(DATA FOR THE TASK):
# # # # # # #

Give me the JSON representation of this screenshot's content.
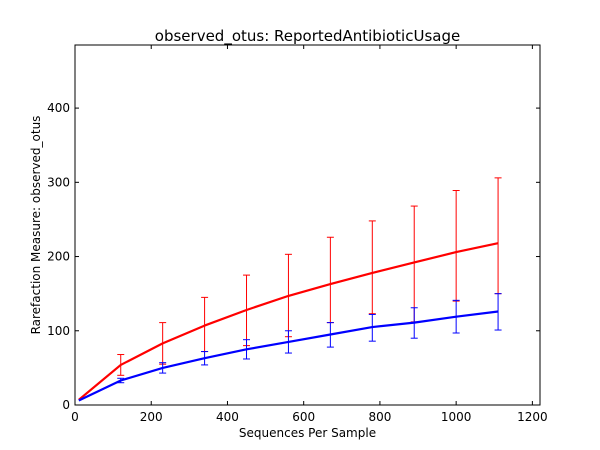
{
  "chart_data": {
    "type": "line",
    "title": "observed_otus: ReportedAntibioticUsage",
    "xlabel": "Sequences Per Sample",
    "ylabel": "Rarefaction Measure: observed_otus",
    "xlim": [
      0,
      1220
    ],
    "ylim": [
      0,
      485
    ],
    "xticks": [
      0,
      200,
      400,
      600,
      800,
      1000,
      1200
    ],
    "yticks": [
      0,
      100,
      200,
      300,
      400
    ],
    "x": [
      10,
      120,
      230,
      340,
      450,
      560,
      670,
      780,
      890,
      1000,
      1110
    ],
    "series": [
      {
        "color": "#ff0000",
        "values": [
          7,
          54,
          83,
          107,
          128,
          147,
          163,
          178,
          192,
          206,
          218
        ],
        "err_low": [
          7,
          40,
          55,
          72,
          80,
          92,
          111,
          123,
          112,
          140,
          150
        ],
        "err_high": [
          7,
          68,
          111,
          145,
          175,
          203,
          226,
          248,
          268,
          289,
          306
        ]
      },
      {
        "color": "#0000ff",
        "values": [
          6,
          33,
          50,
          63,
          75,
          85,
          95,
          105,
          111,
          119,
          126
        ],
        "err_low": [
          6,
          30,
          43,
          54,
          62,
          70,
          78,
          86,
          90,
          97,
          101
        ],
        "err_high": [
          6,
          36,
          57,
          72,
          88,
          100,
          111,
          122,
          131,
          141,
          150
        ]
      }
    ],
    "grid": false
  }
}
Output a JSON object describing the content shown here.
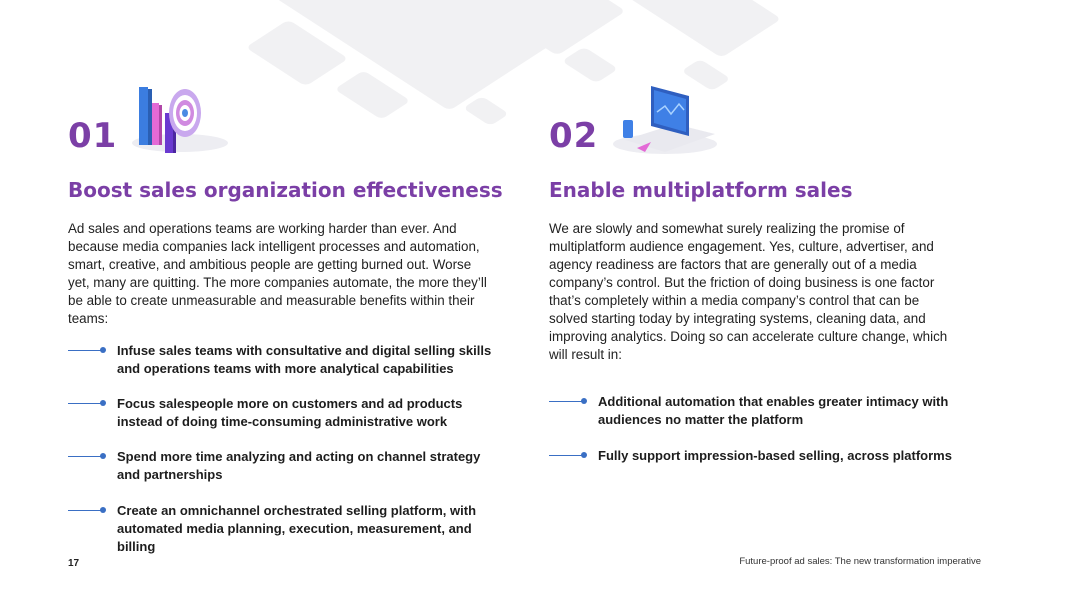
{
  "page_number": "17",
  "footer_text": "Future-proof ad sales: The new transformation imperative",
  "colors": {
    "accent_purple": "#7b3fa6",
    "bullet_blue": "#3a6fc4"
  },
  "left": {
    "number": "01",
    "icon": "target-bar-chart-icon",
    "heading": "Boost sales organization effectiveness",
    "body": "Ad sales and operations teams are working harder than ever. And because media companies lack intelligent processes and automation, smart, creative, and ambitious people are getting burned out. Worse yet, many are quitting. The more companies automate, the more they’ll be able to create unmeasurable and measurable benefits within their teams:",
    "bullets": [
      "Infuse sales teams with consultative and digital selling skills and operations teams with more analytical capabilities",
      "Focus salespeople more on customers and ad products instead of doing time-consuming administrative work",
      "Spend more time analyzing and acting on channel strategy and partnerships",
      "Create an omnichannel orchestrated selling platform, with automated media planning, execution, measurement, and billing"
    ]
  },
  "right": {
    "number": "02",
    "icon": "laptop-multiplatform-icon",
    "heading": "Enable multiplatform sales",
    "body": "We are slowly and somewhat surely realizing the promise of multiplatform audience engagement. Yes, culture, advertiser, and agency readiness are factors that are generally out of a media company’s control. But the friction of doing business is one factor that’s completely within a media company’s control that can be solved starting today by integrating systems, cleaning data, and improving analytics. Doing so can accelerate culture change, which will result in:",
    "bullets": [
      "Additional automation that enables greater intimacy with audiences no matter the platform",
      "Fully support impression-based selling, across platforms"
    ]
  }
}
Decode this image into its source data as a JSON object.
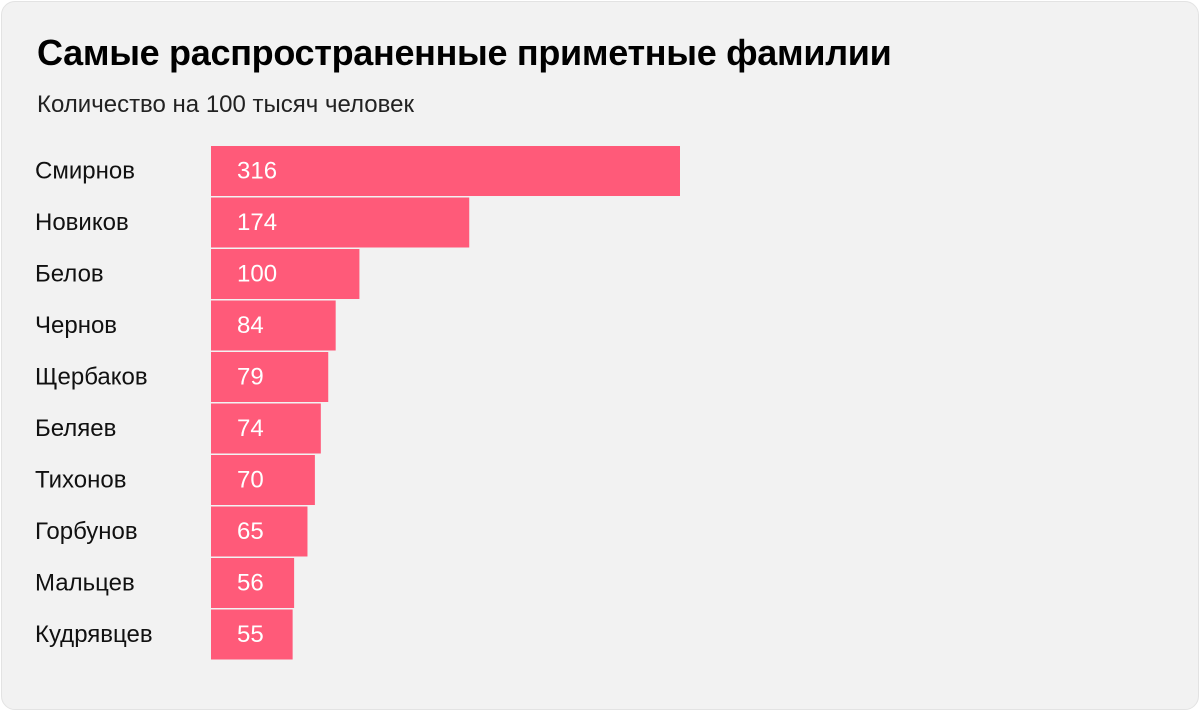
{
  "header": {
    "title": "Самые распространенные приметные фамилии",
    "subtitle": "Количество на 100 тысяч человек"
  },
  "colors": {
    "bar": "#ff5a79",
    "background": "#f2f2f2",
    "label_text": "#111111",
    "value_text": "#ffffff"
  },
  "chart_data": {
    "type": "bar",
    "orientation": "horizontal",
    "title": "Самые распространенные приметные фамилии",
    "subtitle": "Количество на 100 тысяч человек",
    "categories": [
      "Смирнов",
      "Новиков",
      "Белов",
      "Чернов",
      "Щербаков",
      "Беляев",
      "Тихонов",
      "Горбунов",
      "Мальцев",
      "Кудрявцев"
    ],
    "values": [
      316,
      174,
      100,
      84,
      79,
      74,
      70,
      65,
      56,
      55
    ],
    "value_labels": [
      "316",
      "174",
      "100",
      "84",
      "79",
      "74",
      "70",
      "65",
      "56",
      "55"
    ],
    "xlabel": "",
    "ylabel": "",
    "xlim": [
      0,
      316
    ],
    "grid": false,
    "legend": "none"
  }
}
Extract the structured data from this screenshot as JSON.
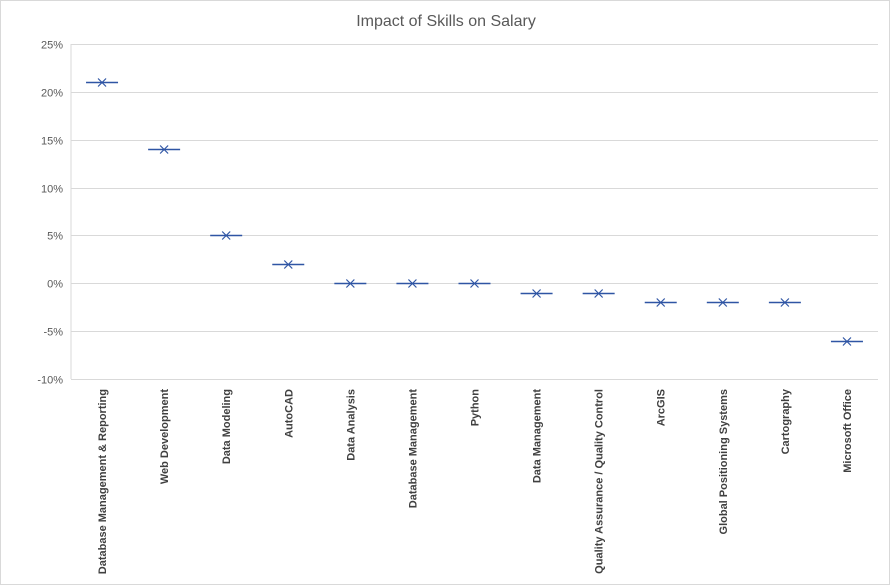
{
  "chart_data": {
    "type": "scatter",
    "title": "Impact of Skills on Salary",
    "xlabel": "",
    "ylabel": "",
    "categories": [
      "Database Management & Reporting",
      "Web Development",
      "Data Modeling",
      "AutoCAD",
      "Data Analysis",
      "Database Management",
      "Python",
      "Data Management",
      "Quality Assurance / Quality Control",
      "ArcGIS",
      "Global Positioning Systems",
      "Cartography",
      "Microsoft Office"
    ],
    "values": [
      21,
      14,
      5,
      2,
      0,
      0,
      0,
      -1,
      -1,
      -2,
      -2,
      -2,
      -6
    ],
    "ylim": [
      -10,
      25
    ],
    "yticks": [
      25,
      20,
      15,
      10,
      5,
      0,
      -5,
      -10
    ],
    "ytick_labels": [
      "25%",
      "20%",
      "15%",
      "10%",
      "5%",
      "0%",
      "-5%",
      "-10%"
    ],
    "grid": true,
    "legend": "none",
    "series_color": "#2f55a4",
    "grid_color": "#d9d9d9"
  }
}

# # # # # # #

(TASK BRIEF): Find every line in the records above that contains the word "Количество", and copy each one.

(FULL RESPONSE):
    "subtitle": "Количество на 100 тысяч человек"
    "subtitle": "Количество на 100 тысяч человек",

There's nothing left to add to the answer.